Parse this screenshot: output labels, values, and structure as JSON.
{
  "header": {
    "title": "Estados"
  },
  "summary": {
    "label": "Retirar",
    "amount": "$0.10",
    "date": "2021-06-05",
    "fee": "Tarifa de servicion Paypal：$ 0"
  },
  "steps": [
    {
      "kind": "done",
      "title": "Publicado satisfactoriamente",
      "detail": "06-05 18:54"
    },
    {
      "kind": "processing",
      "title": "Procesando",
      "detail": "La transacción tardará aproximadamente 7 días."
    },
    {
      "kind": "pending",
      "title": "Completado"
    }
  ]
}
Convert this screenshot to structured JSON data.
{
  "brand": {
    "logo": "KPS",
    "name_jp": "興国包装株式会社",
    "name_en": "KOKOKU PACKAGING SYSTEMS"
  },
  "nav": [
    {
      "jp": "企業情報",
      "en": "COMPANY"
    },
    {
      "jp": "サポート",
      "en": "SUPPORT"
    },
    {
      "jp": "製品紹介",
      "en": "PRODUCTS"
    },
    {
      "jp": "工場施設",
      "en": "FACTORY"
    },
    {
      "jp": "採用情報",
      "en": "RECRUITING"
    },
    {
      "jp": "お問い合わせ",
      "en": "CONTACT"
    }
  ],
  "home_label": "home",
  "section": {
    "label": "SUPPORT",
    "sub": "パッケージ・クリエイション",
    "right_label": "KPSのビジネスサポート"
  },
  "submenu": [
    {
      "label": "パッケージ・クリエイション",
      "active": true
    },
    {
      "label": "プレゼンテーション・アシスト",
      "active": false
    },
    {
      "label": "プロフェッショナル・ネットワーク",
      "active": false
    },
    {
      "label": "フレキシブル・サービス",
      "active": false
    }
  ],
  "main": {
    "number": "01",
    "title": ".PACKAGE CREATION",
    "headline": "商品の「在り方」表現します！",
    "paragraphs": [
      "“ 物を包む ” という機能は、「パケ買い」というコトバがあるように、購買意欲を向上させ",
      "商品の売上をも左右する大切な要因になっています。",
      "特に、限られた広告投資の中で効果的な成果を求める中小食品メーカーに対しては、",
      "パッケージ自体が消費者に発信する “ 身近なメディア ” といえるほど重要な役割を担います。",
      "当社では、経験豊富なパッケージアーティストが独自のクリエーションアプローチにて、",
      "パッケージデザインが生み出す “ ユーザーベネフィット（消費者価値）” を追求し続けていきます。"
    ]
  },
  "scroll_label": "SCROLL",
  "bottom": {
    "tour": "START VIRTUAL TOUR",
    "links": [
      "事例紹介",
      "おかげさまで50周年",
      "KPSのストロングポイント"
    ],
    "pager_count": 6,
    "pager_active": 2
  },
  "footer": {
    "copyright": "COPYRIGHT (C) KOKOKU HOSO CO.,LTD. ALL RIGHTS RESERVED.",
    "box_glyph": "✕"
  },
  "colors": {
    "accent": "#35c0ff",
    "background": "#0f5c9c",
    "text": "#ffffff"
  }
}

========================================

AIM OF THE EXERCISE:
Copy out the whole listing, exactly as written.

ANSWER BELOW:
Parse this screenshot: output labels, values, and structure as JSON.
{
  "header": {
    "title": "Estados"
  },
  "summary": {
    "label": "Retirar",
    "amount": "$0.10",
    "date": "2021-06-05",
    "fee": "Tarifa de servicion Paypal：$ 0"
  },
  "steps": [
    {
      "kind": "done",
      "title": "Publicado satisfactoriamente",
      "detail": "06-05 18:54"
    },
    {
      "kind": "processing",
      "title": "Procesando",
      "detail": "La transacción tardará aproximadamente 7 días."
    },
    {
      "kind": "pending",
      "title": "Completado"
    }
  ]
}
Convert this screenshot to structured JSON data.
{
  "brand": {
    "logo": "KPS",
    "name_jp": "興国包装株式会社",
    "name_en": "KOKOKU PACKAGING SYSTEMS"
  },
  "nav": [
    {
      "jp": "企業情報",
      "en": "COMPANY"
    },
    {
      "jp": "サポート",
      "en": "SUPPORT"
    },
    {
      "jp": "製品紹介",
      "en": "PRODUCTS"
    },
    {
      "jp": "工場施設",
      "en": "FACTORY"
    },
    {
      "jp": "採用情報",
      "en": "RECRUITING"
    },
    {
      "jp": "お問い合わせ",
      "en": "CONTACT"
    }
  ],
  "home_label": "home",
  "section": {
    "label": "SUPPORT",
    "sub": "パッケージ・クリエイション",
    "right_label": "KPSのビジネスサポート"
  },
  "submenu": [
    {
      "label": "パッケージ・クリエイション",
      "active": true
    },
    {
      "label": "プレゼンテーション・アシスト",
      "active": false
    },
    {
      "label": "プロフェッショナル・ネットワーク",
      "active": false
    },
    {
      "label": "フレキシブル・サービス",
      "active": false
    }
  ],
  "main": {
    "number": "01",
    "title": ".PACKAGE CREATION",
    "headline": "商品の「在り方」表現します！",
    "paragraphs": [
      "“ 物を包む ” という機能は、「パケ買い」というコトバがあるように、購買意欲を向上させ",
      "商品の売上をも左右する大切な要因になっています。",
      "特に、限られた広告投資の中で効果的な成果を求める中小食品メーカーに対しては、",
      "パッケージ自体が消費者に発信する “ 身近なメディア ” といえるほど重要な役割を担います。",
      "当社では、経験豊富なパッケージアーティストが独自のクリエーションアプローチにて、",
      "パッケージデザインが生み出す “ ユーザーベネフィット（消費者価値）” を追求し続けていきます。"
    ]
  },
  "scroll_label": "SCROLL",
  "bottom": {
    "tour": "START VIRTUAL TOUR",
    "links": [
      "事例紹介",
      "おかげさまで50周年",
      "KPSのストロングポイント"
    ],
    "pager_count": 6,
    "pager_active": 2
  },
  "footer": {
    "copyright": "COPYRIGHT (C) KOKOKU HOSO CO.,LTD. ALL RIGHTS RESERVED.",
    "box_glyph": "✕"
  },
  "colors": {
    "accent": "#35c0ff",
    "background": "#0f5c9c",
    "text": "#ffffff"
  }
}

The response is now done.